Items listed in a dataset:
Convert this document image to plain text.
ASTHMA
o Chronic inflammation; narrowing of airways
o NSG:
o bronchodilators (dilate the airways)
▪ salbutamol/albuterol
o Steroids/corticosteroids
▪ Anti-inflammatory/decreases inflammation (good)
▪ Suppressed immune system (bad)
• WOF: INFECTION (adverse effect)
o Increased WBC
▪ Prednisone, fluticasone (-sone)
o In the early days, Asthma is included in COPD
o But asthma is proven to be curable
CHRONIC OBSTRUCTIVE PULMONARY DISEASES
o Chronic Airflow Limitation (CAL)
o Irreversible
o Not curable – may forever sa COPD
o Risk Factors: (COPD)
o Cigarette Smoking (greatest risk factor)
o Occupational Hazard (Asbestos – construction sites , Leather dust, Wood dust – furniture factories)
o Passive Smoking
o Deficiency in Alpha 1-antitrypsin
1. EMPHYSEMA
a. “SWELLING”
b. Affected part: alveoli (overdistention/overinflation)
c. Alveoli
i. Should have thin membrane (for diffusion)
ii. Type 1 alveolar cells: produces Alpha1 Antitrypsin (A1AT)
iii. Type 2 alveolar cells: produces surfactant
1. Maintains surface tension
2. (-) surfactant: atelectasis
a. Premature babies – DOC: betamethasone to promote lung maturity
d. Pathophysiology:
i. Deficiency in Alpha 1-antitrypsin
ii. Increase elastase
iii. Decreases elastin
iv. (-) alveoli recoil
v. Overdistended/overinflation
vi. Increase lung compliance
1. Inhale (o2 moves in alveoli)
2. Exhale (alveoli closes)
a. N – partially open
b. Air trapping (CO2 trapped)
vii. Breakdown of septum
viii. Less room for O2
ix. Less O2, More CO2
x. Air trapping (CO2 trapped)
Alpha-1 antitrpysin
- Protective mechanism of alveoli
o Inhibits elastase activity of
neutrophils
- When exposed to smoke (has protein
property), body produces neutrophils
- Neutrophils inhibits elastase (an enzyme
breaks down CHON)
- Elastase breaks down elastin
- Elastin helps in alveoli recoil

*TASK ITEM:* In the data above, copy every line where the string "Smoking" appears.

*EXPECTED ANSWER:*
o Cigarette Smoking (greatest risk factor)
o Passive Smoking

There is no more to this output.